--- START OF Information given ---

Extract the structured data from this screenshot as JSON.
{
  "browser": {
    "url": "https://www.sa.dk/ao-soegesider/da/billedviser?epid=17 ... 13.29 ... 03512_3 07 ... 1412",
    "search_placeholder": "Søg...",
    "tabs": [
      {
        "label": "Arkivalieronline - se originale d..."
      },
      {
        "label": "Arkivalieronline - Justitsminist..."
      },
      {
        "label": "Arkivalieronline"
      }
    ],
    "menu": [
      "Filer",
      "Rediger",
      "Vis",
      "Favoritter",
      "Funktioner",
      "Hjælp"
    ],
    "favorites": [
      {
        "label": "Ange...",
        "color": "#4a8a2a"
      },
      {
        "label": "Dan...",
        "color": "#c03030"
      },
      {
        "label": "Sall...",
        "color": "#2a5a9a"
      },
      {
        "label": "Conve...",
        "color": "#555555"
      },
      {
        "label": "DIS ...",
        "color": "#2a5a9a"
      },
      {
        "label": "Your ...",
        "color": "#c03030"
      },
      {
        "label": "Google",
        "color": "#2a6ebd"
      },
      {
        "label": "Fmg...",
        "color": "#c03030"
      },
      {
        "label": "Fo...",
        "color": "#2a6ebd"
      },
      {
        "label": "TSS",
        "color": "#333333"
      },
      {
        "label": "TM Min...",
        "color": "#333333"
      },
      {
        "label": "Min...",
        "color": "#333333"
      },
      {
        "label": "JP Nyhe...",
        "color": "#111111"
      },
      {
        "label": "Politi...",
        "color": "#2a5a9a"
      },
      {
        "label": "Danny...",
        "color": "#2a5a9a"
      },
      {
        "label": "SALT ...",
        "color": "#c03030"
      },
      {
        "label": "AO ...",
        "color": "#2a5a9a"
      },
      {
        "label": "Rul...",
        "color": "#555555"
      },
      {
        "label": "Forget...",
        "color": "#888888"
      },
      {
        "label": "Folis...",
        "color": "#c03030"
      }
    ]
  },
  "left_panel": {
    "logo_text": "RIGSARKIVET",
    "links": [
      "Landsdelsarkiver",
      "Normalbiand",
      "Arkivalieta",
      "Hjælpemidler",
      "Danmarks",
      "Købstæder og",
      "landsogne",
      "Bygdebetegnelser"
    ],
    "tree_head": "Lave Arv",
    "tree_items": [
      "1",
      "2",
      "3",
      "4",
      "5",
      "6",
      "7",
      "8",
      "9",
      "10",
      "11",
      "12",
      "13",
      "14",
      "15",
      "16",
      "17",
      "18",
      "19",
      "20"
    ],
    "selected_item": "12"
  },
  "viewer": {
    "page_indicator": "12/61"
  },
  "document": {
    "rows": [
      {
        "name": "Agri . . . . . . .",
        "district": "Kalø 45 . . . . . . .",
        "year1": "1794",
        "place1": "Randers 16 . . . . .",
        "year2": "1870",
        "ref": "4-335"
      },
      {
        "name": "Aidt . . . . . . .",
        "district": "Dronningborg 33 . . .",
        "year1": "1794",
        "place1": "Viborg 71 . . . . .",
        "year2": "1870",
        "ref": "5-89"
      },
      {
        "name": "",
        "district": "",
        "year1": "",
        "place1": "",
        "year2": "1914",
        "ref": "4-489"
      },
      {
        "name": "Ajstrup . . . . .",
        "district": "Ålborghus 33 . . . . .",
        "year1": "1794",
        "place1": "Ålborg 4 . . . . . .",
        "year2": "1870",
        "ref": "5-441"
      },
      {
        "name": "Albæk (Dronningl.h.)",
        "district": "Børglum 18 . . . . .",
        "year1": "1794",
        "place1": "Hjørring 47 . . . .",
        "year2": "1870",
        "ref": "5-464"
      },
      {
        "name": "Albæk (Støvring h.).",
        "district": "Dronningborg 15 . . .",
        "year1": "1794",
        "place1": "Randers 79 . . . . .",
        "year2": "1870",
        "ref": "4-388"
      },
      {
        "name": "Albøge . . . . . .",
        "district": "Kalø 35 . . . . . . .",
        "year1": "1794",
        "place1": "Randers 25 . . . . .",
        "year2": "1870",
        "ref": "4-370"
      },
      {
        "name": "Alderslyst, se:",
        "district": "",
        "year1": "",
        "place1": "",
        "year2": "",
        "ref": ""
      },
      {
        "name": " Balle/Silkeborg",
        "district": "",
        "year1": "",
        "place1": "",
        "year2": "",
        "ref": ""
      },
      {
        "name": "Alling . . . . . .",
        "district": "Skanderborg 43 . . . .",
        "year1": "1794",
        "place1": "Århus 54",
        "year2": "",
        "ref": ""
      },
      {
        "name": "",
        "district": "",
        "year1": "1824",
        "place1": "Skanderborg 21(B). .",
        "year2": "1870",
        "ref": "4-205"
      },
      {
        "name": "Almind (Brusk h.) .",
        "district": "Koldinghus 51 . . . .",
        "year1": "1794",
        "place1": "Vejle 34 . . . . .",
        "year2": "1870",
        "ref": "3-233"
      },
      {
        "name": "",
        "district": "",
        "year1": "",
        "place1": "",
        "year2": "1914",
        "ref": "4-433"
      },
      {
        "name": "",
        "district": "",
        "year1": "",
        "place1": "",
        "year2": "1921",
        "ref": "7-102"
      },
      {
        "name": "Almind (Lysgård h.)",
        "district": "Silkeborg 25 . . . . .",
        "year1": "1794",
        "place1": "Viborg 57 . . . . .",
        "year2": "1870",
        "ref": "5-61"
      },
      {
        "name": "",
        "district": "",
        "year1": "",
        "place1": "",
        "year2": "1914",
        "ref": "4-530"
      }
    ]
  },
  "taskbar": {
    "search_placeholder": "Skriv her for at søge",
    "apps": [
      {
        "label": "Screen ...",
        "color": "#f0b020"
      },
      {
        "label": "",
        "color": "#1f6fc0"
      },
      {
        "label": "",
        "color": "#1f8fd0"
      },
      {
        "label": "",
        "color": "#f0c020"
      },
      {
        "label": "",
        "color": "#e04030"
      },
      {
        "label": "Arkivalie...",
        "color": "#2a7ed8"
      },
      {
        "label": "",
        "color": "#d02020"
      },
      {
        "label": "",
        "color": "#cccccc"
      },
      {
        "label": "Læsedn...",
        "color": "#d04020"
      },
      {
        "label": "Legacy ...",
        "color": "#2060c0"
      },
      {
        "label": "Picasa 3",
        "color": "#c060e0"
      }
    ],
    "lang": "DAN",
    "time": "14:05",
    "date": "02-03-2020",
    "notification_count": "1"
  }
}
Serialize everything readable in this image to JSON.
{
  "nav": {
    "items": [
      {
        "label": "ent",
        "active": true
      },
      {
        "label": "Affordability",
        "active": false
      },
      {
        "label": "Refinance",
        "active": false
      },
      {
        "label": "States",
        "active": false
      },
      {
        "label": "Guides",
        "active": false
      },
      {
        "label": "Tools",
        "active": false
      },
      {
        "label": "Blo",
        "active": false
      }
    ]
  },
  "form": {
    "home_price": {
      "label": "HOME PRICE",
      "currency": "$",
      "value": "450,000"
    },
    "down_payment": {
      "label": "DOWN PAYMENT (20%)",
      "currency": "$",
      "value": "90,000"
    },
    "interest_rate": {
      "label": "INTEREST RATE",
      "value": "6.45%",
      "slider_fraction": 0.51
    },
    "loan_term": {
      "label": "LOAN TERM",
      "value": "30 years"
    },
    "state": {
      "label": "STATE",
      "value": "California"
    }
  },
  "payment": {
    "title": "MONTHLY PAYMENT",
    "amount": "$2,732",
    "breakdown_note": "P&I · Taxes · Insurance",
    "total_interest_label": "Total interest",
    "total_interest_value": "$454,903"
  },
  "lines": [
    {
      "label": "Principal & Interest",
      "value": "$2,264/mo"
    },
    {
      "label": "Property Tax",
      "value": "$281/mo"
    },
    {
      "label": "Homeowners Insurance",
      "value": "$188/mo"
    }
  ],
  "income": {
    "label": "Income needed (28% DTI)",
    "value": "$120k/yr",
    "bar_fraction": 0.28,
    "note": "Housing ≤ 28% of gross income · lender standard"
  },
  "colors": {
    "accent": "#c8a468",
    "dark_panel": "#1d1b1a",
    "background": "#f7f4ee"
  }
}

--- END OF Information given ---

§ Exercise description:
Copy each line of the listing that contains the string "Insurance".

§ Solution to the exercise:
    "breakdown_note": "P&I · Taxes · Insurance",
      "label": "Homeowners Insurance",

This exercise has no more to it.